Exercise brief:
Pictures stay out; everything else in the records below is copied exactly.

Records provided:
=-=-=

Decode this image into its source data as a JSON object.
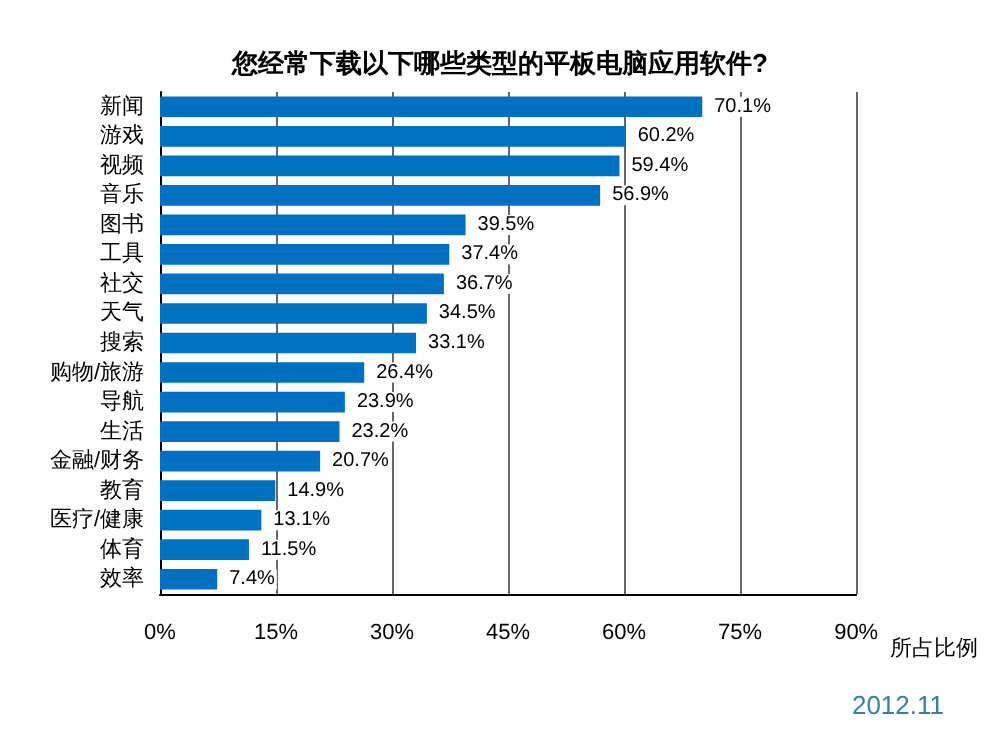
{
  "chart_data": {
    "type": "bar",
    "orientation": "horizontal",
    "title": "您经常下载以下哪些类型的平板电脑应用软件?",
    "xlabel": "所占比例",
    "categories": [
      "新闻",
      "游戏",
      "视频",
      "音乐",
      "图书",
      "工具",
      "社交",
      "天气",
      "搜索",
      "购物/旅游",
      "导航",
      "生活",
      "金融/财务",
      "教育",
      "医疗/健康",
      "体育",
      "效率"
    ],
    "values": [
      70.1,
      60.2,
      59.4,
      56.9,
      39.5,
      37.4,
      36.7,
      34.5,
      33.1,
      26.4,
      23.9,
      23.2,
      20.7,
      14.9,
      13.1,
      11.5,
      7.4
    ],
    "value_labels": [
      "70.1%",
      "60.2%",
      "59.4%",
      "56.9%",
      "39.5%",
      "37.4%",
      "36.7%",
      "34.5%",
      "33.1%",
      "26.4%",
      "23.9%",
      "23.2%",
      "20.7%",
      "14.9%",
      "13.1%",
      "11.5%",
      "7.4%"
    ],
    "color": "#0070c0",
    "xlim": [
      0,
      90
    ],
    "xticks": [
      {
        "value": 0,
        "label": "0%"
      },
      {
        "value": 15,
        "label": "15%"
      },
      {
        "value": 30,
        "label": "30%"
      },
      {
        "value": 45,
        "label": "45%"
      },
      {
        "value": 60,
        "label": "60%"
      },
      {
        "value": 75,
        "label": "75%"
      },
      {
        "value": 90,
        "label": "90%"
      }
    ],
    "grid": "x",
    "annotations": [
      "2012.11"
    ]
  }
}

=-=-=

Response to the exercise:
Decode this image into its source data as a JSON object.
{
  "chart_data": {
    "type": "bar",
    "orientation": "horizontal",
    "title": "您经常下载以下哪些类型的平板电脑应用软件?",
    "xlabel": "所占比例",
    "categories": [
      "新闻",
      "游戏",
      "视频",
      "音乐",
      "图书",
      "工具",
      "社交",
      "天气",
      "搜索",
      "购物/旅游",
      "导航",
      "生活",
      "金融/财务",
      "教育",
      "医疗/健康",
      "体育",
      "效率"
    ],
    "values": [
      70.1,
      60.2,
      59.4,
      56.9,
      39.5,
      37.4,
      36.7,
      34.5,
      33.1,
      26.4,
      23.9,
      23.2,
      20.7,
      14.9,
      13.1,
      11.5,
      7.4
    ],
    "value_labels": [
      "70.1%",
      "60.2%",
      "59.4%",
      "56.9%",
      "39.5%",
      "37.4%",
      "36.7%",
      "34.5%",
      "33.1%",
      "26.4%",
      "23.9%",
      "23.2%",
      "20.7%",
      "14.9%",
      "13.1%",
      "11.5%",
      "7.4%"
    ],
    "color": "#0070c0",
    "xlim": [
      0,
      90
    ],
    "xticks": [
      {
        "value": 0,
        "label": "0%"
      },
      {
        "value": 15,
        "label": "15%"
      },
      {
        "value": 30,
        "label": "30%"
      },
      {
        "value": 45,
        "label": "45%"
      },
      {
        "value": 60,
        "label": "60%"
      },
      {
        "value": 75,
        "label": "75%"
      },
      {
        "value": 90,
        "label": "90%"
      }
    ],
    "grid": "x",
    "annotations": [
      "2012.11"
    ]
  }
}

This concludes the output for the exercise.